• **Exercise aim**: Each entry that follows is to be retyped exactly. Pictures do not belong in the copy.

• **Material supplied**:
## Begin

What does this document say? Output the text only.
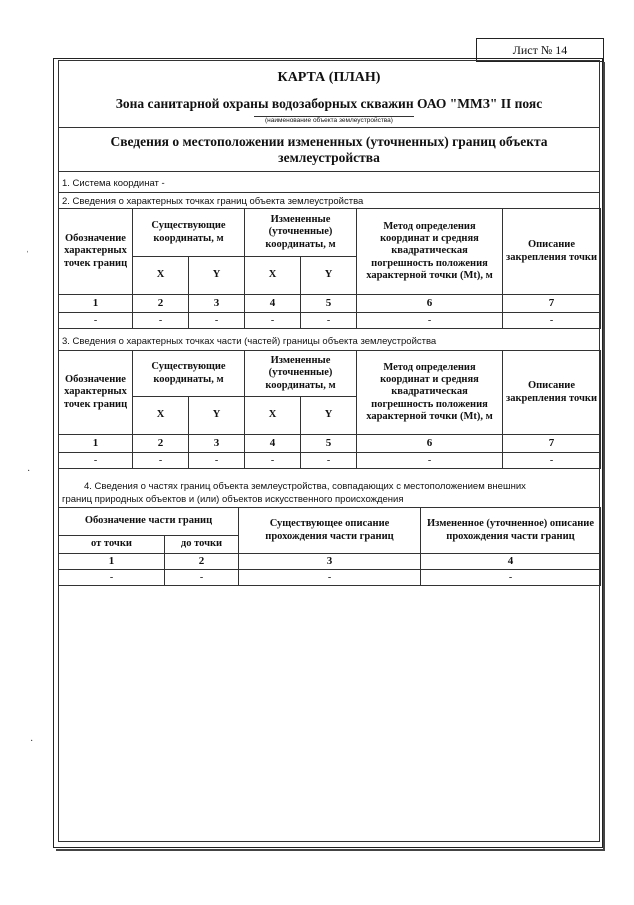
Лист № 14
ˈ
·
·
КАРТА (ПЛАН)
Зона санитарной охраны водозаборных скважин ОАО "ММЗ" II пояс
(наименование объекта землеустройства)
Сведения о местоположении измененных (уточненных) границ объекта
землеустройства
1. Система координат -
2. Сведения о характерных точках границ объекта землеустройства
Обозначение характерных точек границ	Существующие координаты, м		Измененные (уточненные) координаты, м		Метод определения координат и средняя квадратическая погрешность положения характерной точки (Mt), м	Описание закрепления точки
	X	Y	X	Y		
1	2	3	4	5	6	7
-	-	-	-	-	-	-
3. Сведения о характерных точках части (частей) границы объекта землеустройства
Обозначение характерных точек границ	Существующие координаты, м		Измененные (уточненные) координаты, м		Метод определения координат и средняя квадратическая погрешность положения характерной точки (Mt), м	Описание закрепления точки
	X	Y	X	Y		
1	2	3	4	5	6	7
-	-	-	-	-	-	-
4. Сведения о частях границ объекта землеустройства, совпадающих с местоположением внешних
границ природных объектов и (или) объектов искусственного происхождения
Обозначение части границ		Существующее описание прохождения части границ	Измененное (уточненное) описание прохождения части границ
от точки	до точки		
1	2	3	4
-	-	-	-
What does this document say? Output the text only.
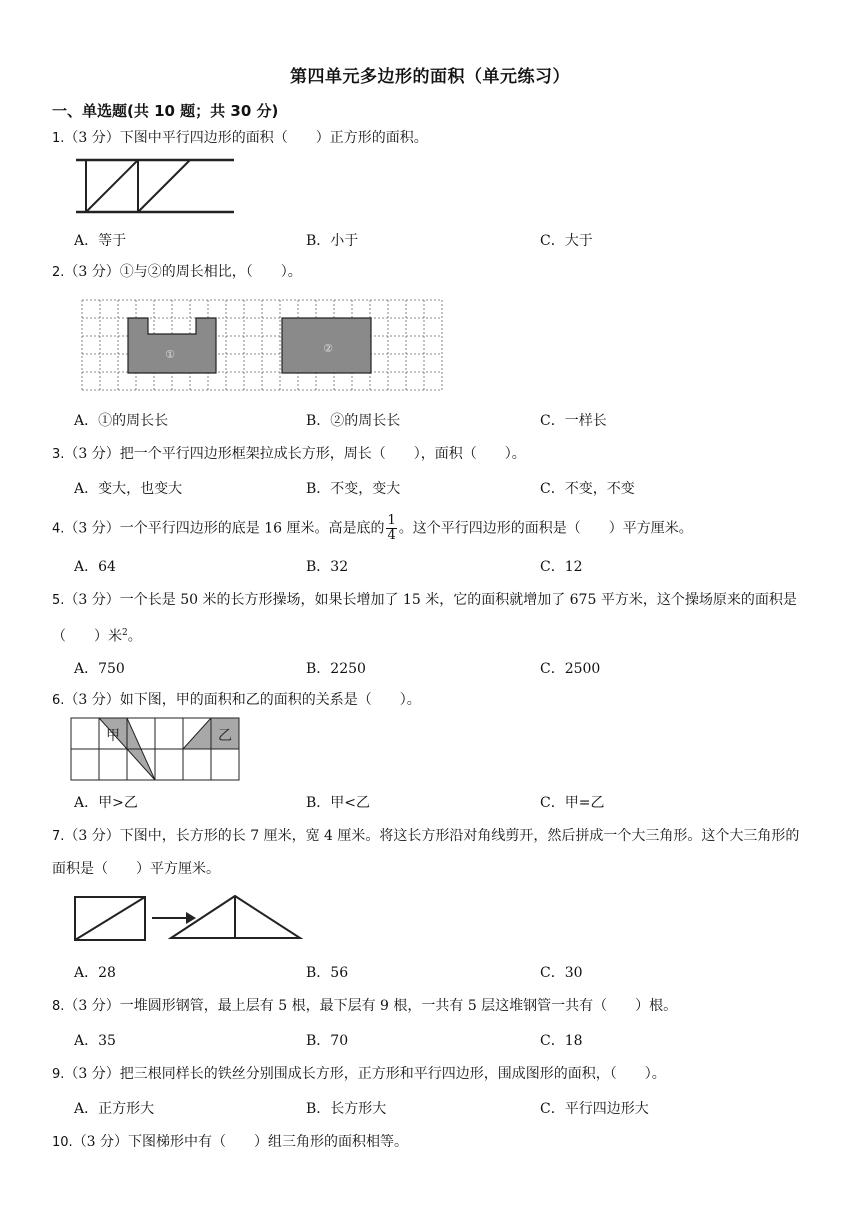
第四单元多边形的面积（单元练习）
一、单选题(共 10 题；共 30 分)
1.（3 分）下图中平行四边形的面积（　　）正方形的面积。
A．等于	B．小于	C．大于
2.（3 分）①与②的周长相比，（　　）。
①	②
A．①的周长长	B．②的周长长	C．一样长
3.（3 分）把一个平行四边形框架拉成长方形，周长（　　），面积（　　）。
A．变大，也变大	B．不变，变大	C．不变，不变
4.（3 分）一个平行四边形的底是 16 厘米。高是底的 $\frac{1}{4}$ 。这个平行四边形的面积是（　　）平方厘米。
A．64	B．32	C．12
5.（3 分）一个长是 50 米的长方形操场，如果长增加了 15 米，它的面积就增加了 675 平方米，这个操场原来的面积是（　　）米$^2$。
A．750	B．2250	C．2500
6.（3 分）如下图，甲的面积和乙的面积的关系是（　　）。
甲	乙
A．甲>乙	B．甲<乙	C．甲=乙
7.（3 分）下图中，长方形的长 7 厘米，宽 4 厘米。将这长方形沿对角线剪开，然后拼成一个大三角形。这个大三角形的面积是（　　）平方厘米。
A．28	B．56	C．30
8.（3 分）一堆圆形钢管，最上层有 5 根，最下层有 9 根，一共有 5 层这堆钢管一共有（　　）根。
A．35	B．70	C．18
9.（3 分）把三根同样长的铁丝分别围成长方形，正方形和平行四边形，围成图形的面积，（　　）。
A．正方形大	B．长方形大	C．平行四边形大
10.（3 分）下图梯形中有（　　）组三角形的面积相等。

## End

• **Problem solution**:
What does this document say? Output the text only.
Лист № 14
ˈ
·
·
КАРТА (ПЛАН)
Зона санитарной охраны водозаборных скважин ОАО "ММЗ" II пояс
(наименование объекта землеустройства)
Сведения о местоположении измененных (уточненных) границ объекта
землеустройства
1. Система координат -
2. Сведения о характерных точках границ объекта землеустройства
Обозначение характерных точек границ	Существующие координаты, м		Измененные (уточненные) координаты, м		Метод определения координат и средняя квадратическая погрешность положения характерной точки (Mt), м	Описание закрепления точки
	X	Y	X	Y		
1	2	3	4	5	6	7
-	-	-	-	-	-	-
3. Сведения о характерных точках части (частей) границы объекта землеустройства
Обозначение характерных точек границ	Существующие координаты, м		Измененные (уточненные) координаты, м		Метод определения координат и средняя квадратическая погрешность положения характерной точки (Mt), м	Описание закрепления точки
	X	Y	X	Y		
1	2	3	4	5	6	7
-	-	-	-	-	-	-
4. Сведения о частях границ объекта землеустройства, совпадающих с местоположением внешних
границ природных объектов и (или) объектов искусственного происхождения
Обозначение части границ		Существующее описание прохождения части границ	Измененное (уточненное) описание прохождения части границ
от точки	до точки		
1	2	3	4
-	-	-	-
What does this document say? Output the text only.
第四单元多边形的面积（单元练习）
一、单选题(共 10 题；共 30 分)
1.（3 分）下图中平行四边形的面积（　　）正方形的面积。
A．等于	B．小于	C．大于
2.（3 分）①与②的周长相比，（　　）。
①	②
A．①的周长长	B．②的周长长	C．一样长
3.（3 分）把一个平行四边形框架拉成长方形，周长（　　），面积（　　）。
A．变大，也变大	B．不变，变大	C．不变，不变
4.（3 分）一个平行四边形的底是 16 厘米。高是底的 $\frac{1}{4}$ 。这个平行四边形的面积是（　　）平方厘米。
A．64	B．32	C．12
5.（3 分）一个长是 50 米的长方形操场，如果长增加了 15 米，它的面积就增加了 675 平方米，这个操场原来的面积是（　　）米$^2$。
A．750	B．2250	C．2500
6.（3 分）如下图，甲的面积和乙的面积的关系是（　　）。
甲	乙
A．甲>乙	B．甲<乙	C．甲=乙
7.（3 分）下图中，长方形的长 7 厘米，宽 4 厘米。将这长方形沿对角线剪开，然后拼成一个大三角形。这个大三角形的面积是（　　）平方厘米。
A．28	B．56	C．30
8.（3 分）一堆圆形钢管，最上层有 5 根，最下层有 9 根，一共有 5 层这堆钢管一共有（　　）根。
A．35	B．70	C．18
9.（3 分）把三根同样长的铁丝分别围成长方形，正方形和平行四边形，围成图形的面积，（　　）。
A．正方形大	B．长方形大	C．平行四边形大
10.（3 分）下图梯形中有（　　）组三角形的面积相等。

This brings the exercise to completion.